──────── Supplied material ────────
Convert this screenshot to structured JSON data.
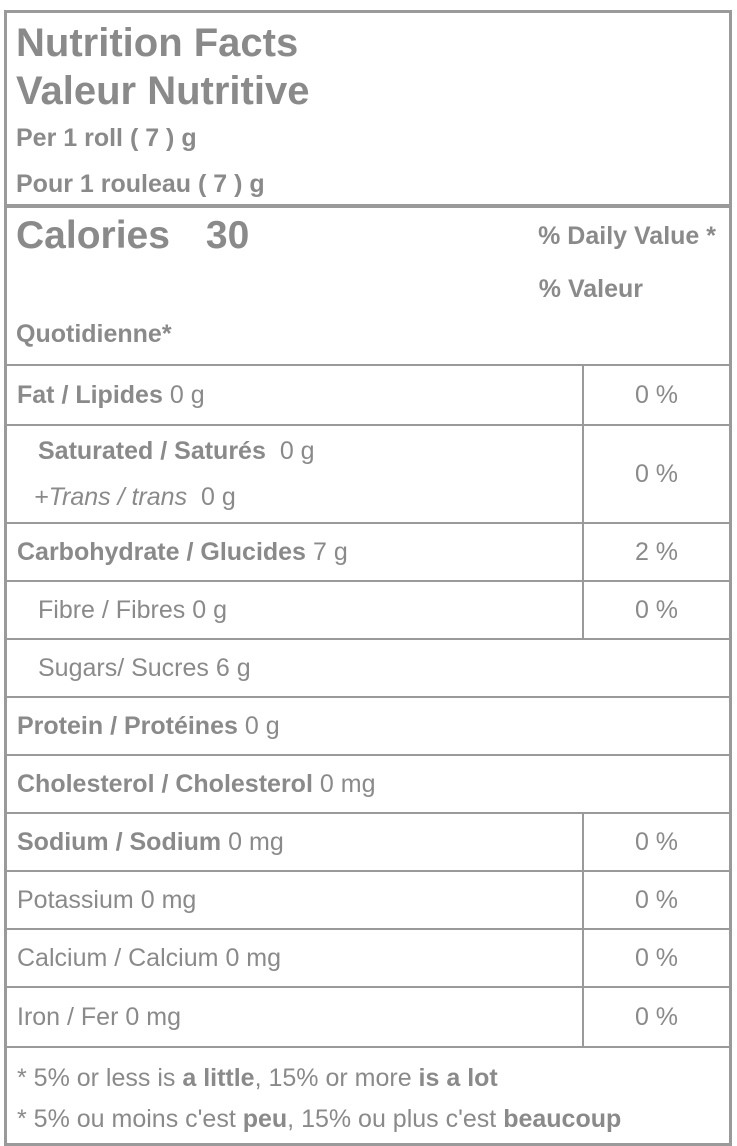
{
  "colors": {
    "text": "#8a8a8a",
    "border": "#9a9a9a"
  },
  "header": {
    "title_en": "Nutrition Facts",
    "title_fr": "Valeur Nutritive",
    "serving_en": "Per 1 roll ( 7 ) g",
    "serving_fr": "Pour 1 rouleau ( 7 ) g"
  },
  "calories": {
    "label": "Calories",
    "value": "30"
  },
  "daily_value_header": {
    "line1": "% Daily Value *",
    "line2": "% Valeur",
    "line3": "Quotidienne*"
  },
  "nutrients": {
    "fat": {
      "name": "Fat / Lipides",
      "amount": "0 g",
      "dv": "0 %"
    },
    "saturated": {
      "name": "Saturated / Saturés",
      "amount": "0 g"
    },
    "trans": {
      "name": "+Trans / trans",
      "amount": "0 g"
    },
    "saturated_trans_dv": "0 %",
    "carbohydrate": {
      "name": "Carbohydrate / Glucides",
      "amount": "7 g",
      "dv": "2 %"
    },
    "fibre": {
      "name": "Fibre / Fibres",
      "amount": "0 g",
      "dv": "0 %"
    },
    "sugars": {
      "name": "Sugars/ Sucres",
      "amount": "6 g"
    },
    "protein": {
      "name": "Protein / Protéines",
      "amount": "0 g"
    },
    "cholesterol": {
      "name": "Cholesterol / Cholesterol",
      "amount": "0 mg"
    },
    "sodium": {
      "name": "Sodium / Sodium",
      "amount": "0 mg",
      "dv": "0 %"
    },
    "potassium": {
      "name": "Potassium",
      "amount": "0 mg",
      "dv": "0 %"
    },
    "calcium": {
      "name": "Calcium / Calcium",
      "amount": "0 mg",
      "dv": "0 %"
    },
    "iron": {
      "name": "Iron / Fer",
      "amount": "0 mg",
      "dv": "0 %"
    }
  },
  "footnotes": {
    "en": {
      "p1": "* 5% or less is ",
      "b1": "a little",
      "p2": ", 15% or more ",
      "b2": "is a lot"
    },
    "fr": {
      "p1": "* 5% ou moins c'est ",
      "b1": "peu",
      "p2": ", 15% ou plus c'est ",
      "b2": "beaucoup"
    }
  }
}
────────
### Activity
If a line of the data above contains "name", copy it out.

### Written response
      "name": "Fat / Lipides",
      "name": "Saturated / Saturés",
      "name": "+Trans / trans",
      "name": "Carbohydrate / Glucides",
      "name": "Fibre / Fibres",
      "name": "Sugars/ Sucres",
      "name": "Protein / Protéines",
      "name": "Cholesterol / Cholesterol",
      "name": "Sodium / Sodium",
      "name": "Potassium",
      "name": "Calcium / Calcium",
      "name": "Iron / Fer",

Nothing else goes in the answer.